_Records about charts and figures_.
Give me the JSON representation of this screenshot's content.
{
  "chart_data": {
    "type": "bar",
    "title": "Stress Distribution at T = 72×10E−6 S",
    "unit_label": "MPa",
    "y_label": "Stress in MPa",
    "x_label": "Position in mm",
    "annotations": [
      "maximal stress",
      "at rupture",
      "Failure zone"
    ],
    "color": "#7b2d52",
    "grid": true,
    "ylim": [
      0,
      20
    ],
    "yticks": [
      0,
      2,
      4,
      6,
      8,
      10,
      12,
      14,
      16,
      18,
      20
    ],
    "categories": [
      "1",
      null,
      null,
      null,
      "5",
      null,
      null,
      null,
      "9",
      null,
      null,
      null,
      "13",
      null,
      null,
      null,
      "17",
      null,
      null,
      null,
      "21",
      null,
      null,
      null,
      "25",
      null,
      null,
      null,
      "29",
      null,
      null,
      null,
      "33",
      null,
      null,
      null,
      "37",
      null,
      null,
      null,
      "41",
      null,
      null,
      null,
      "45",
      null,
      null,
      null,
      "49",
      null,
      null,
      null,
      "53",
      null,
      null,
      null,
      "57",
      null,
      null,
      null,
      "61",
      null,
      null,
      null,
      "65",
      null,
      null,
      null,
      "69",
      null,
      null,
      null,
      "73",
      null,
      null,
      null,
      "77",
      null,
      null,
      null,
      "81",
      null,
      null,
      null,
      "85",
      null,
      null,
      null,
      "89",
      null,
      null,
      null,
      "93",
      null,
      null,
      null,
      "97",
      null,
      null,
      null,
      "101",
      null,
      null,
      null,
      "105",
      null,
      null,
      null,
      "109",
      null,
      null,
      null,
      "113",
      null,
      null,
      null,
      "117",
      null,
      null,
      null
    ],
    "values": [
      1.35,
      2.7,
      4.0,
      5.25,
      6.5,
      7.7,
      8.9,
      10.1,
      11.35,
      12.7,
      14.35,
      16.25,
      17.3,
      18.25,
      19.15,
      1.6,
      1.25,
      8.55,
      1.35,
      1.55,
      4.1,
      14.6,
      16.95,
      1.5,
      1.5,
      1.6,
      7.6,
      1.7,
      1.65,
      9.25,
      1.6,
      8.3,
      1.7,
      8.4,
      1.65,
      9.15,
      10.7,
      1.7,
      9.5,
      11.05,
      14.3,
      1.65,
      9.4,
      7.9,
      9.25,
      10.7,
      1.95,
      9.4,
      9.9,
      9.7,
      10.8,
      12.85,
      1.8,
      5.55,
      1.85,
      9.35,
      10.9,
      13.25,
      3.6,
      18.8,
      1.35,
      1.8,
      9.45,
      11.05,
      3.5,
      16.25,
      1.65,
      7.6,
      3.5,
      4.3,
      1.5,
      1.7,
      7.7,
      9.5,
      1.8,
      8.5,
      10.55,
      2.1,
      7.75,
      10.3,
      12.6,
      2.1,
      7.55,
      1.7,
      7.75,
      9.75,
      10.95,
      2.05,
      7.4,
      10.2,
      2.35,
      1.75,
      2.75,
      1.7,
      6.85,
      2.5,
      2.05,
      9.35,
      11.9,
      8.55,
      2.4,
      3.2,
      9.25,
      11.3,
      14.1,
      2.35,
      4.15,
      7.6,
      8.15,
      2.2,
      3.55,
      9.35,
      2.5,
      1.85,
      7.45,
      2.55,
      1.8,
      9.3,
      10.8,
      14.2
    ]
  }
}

_Task requirements_.
Please restate the records in full, word for word.

_Answer for this exercise_.
Give me the JSON representation of this screenshot's content.
{
  "chart_data": {
    "type": "bar",
    "title": "Stress Distribution at T = 72×10E−6 S",
    "unit_label": "MPa",
    "y_label": "Stress in MPa",
    "x_label": "Position in mm",
    "annotations": [
      "maximal stress",
      "at rupture",
      "Failure zone"
    ],
    "color": "#7b2d52",
    "grid": true,
    "ylim": [
      0,
      20
    ],
    "yticks": [
      0,
      2,
      4,
      6,
      8,
      10,
      12,
      14,
      16,
      18,
      20
    ],
    "categories": [
      "1",
      null,
      null,
      null,
      "5",
      null,
      null,
      null,
      "9",
      null,
      null,
      null,
      "13",
      null,
      null,
      null,
      "17",
      null,
      null,
      null,
      "21",
      null,
      null,
      null,
      "25",
      null,
      null,
      null,
      "29",
      null,
      null,
      null,
      "33",
      null,
      null,
      null,
      "37",
      null,
      null,
      null,
      "41",
      null,
      null,
      null,
      "45",
      null,
      null,
      null,
      "49",
      null,
      null,
      null,
      "53",
      null,
      null,
      null,
      "57",
      null,
      null,
      null,
      "61",
      null,
      null,
      null,
      "65",
      null,
      null,
      null,
      "69",
      null,
      null,
      null,
      "73",
      null,
      null,
      null,
      "77",
      null,
      null,
      null,
      "81",
      null,
      null,
      null,
      "85",
      null,
      null,
      null,
      "89",
      null,
      null,
      null,
      "93",
      null,
      null,
      null,
      "97",
      null,
      null,
      null,
      "101",
      null,
      null,
      null,
      "105",
      null,
      null,
      null,
      "109",
      null,
      null,
      null,
      "113",
      null,
      null,
      null,
      "117",
      null,
      null,
      null
    ],
    "values": [
      1.35,
      2.7,
      4.0,
      5.25,
      6.5,
      7.7,
      8.9,
      10.1,
      11.35,
      12.7,
      14.35,
      16.25,
      17.3,
      18.25,
      19.15,
      1.6,
      1.25,
      8.55,
      1.35,
      1.55,
      4.1,
      14.6,
      16.95,
      1.5,
      1.5,
      1.6,
      7.6,
      1.7,
      1.65,
      9.25,
      1.6,
      8.3,
      1.7,
      8.4,
      1.65,
      9.15,
      10.7,
      1.7,
      9.5,
      11.05,
      14.3,
      1.65,
      9.4,
      7.9,
      9.25,
      10.7,
      1.95,
      9.4,
      9.9,
      9.7,
      10.8,
      12.85,
      1.8,
      5.55,
      1.85,
      9.35,
      10.9,
      13.25,
      3.6,
      18.8,
      1.35,
      1.8,
      9.45,
      11.05,
      3.5,
      16.25,
      1.65,
      7.6,
      3.5,
      4.3,
      1.5,
      1.7,
      7.7,
      9.5,
      1.8,
      8.5,
      10.55,
      2.1,
      7.75,
      10.3,
      12.6,
      2.1,
      7.55,
      1.7,
      7.75,
      9.75,
      10.95,
      2.05,
      7.4,
      10.2,
      2.35,
      1.75,
      2.75,
      1.7,
      6.85,
      2.5,
      2.05,
      9.35,
      11.9,
      8.55,
      2.4,
      3.2,
      9.25,
      11.3,
      14.1,
      2.35,
      4.15,
      7.6,
      8.15,
      2.2,
      3.55,
      9.35,
      2.5,
      1.85,
      7.45,
      2.55,
      1.8,
      9.3,
      10.8,
      14.2
    ]
  }
}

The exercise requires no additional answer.